- Aim of the task -
The records below must be retyped exactly.

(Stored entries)
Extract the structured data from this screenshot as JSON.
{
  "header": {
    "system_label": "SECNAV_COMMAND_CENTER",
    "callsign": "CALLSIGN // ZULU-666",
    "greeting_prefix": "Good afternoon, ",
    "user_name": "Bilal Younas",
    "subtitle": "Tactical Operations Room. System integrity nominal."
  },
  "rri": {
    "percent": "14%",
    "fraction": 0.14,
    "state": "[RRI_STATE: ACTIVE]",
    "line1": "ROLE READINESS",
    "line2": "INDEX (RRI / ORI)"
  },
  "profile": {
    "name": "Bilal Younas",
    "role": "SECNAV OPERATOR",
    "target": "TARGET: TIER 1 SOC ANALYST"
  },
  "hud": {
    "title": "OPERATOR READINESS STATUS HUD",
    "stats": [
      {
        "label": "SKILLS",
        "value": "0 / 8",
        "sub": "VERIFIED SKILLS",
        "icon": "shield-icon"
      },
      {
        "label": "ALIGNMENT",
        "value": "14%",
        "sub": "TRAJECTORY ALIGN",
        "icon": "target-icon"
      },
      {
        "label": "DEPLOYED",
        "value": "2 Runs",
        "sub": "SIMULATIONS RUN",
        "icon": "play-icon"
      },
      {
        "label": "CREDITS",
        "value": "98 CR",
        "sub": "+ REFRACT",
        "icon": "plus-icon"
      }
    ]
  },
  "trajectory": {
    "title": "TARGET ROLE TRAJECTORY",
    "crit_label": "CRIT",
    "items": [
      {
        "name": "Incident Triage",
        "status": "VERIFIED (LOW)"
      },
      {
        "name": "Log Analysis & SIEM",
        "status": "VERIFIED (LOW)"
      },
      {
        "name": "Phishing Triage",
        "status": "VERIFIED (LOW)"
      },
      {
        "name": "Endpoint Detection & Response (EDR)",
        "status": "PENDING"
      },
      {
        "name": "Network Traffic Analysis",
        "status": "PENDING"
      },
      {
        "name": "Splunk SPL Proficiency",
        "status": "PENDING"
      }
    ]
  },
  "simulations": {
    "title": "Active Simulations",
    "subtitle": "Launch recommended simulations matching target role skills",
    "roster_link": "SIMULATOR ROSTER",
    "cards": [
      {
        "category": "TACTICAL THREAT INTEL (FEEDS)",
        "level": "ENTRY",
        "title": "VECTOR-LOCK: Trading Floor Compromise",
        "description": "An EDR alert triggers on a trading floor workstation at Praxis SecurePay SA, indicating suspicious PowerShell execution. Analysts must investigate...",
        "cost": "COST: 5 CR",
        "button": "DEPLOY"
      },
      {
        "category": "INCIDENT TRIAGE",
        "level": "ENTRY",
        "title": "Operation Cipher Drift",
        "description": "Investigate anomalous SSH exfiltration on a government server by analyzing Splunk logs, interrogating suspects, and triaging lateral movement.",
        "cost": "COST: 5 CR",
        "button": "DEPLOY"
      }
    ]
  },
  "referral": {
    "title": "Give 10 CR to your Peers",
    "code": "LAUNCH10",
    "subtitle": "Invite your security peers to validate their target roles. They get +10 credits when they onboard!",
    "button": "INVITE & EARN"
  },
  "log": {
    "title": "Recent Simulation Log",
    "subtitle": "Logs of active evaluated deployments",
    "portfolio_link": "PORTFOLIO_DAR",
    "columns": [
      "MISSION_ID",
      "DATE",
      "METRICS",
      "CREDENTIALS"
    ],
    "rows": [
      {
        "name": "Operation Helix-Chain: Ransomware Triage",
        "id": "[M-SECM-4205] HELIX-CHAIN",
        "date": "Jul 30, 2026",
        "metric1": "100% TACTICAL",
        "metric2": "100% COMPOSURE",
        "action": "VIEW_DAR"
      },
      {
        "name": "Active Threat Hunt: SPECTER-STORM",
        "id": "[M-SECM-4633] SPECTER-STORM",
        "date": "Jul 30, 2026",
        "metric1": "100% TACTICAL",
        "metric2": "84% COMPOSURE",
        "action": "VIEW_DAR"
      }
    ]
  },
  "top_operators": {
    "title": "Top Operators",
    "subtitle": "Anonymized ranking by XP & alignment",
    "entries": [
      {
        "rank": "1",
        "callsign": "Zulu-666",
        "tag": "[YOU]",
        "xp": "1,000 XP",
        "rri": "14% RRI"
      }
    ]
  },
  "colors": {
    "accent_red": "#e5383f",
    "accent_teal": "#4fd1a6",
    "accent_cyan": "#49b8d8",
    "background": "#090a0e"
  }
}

- The solution -
Extract the structured data from this screenshot as JSON.
{
  "header": {
    "system_label": "SECNAV_COMMAND_CENTER",
    "callsign": "CALLSIGN // ZULU-666",
    "greeting_prefix": "Good afternoon, ",
    "user_name": "Bilal Younas",
    "subtitle": "Tactical Operations Room. System integrity nominal."
  },
  "rri": {
    "percent": "14%",
    "fraction": 0.14,
    "state": "[RRI_STATE: ACTIVE]",
    "line1": "ROLE READINESS",
    "line2": "INDEX (RRI / ORI)"
  },
  "profile": {
    "name": "Bilal Younas",
    "role": "SECNAV OPERATOR",
    "target": "TARGET: TIER 1 SOC ANALYST"
  },
  "hud": {
    "title": "OPERATOR READINESS STATUS HUD",
    "stats": [
      {
        "label": "SKILLS",
        "value": "0 / 8",
        "sub": "VERIFIED SKILLS",
        "icon": "shield-icon"
      },
      {
        "label": "ALIGNMENT",
        "value": "14%",
        "sub": "TRAJECTORY ALIGN",
        "icon": "target-icon"
      },
      {
        "label": "DEPLOYED",
        "value": "2 Runs",
        "sub": "SIMULATIONS RUN",
        "icon": "play-icon"
      },
      {
        "label": "CREDITS",
        "value": "98 CR",
        "sub": "+ REFRACT",
        "icon": "plus-icon"
      }
    ]
  },
  "trajectory": {
    "title": "TARGET ROLE TRAJECTORY",
    "crit_label": "CRIT",
    "items": [
      {
        "name": "Incident Triage",
        "status": "VERIFIED (LOW)"
      },
      {
        "name": "Log Analysis & SIEM",
        "status": "VERIFIED (LOW)"
      },
      {
        "name": "Phishing Triage",
        "status": "VERIFIED (LOW)"
      },
      {
        "name": "Endpoint Detection & Response (EDR)",
        "status": "PENDING"
      },
      {
        "name": "Network Traffic Analysis",
        "status": "PENDING"
      },
      {
        "name": "Splunk SPL Proficiency",
        "status": "PENDING"
      }
    ]
  },
  "simulations": {
    "title": "Active Simulations",
    "subtitle": "Launch recommended simulations matching target role skills",
    "roster_link": "SIMULATOR ROSTER",
    "cards": [
      {
        "category": "TACTICAL THREAT INTEL (FEEDS)",
        "level": "ENTRY",
        "title": "VECTOR-LOCK: Trading Floor Compromise",
        "description": "An EDR alert triggers on a trading floor workstation at Praxis SecurePay SA, indicating suspicious PowerShell execution. Analysts must investigate...",
        "cost": "COST: 5 CR",
        "button": "DEPLOY"
      },
      {
        "category": "INCIDENT TRIAGE",
        "level": "ENTRY",
        "title": "Operation Cipher Drift",
        "description": "Investigate anomalous SSH exfiltration on a government server by analyzing Splunk logs, interrogating suspects, and triaging lateral movement.",
        "cost": "COST: 5 CR",
        "button": "DEPLOY"
      }
    ]
  },
  "referral": {
    "title": "Give 10 CR to your Peers",
    "code": "LAUNCH10",
    "subtitle": "Invite your security peers to validate their target roles. They get +10 credits when they onboard!",
    "button": "INVITE & EARN"
  },
  "log": {
    "title": "Recent Simulation Log",
    "subtitle": "Logs of active evaluated deployments",
    "portfolio_link": "PORTFOLIO_DAR",
    "columns": [
      "MISSION_ID",
      "DATE",
      "METRICS",
      "CREDENTIALS"
    ],
    "rows": [
      {
        "name": "Operation Helix-Chain: Ransomware Triage",
        "id": "[M-SECM-4205] HELIX-CHAIN",
        "date": "Jul 30, 2026",
        "metric1": "100% TACTICAL",
        "metric2": "100% COMPOSURE",
        "action": "VIEW_DAR"
      },
      {
        "name": "Active Threat Hunt: SPECTER-STORM",
        "id": "[M-SECM-4633] SPECTER-STORM",
        "date": "Jul 30, 2026",
        "metric1": "100% TACTICAL",
        "metric2": "84% COMPOSURE",
        "action": "VIEW_DAR"
      }
    ]
  },
  "top_operators": {
    "title": "Top Operators",
    "subtitle": "Anonymized ranking by XP & alignment",
    "entries": [
      {
        "rank": "1",
        "callsign": "Zulu-666",
        "tag": "[YOU]",
        "xp": "1,000 XP",
        "rri": "14% RRI"
      }
    ]
  },
  "colors": {
    "accent_red": "#e5383f",
    "accent_teal": "#4fd1a6",
    "accent_cyan": "#49b8d8",
    "background": "#090a0e"
  }
}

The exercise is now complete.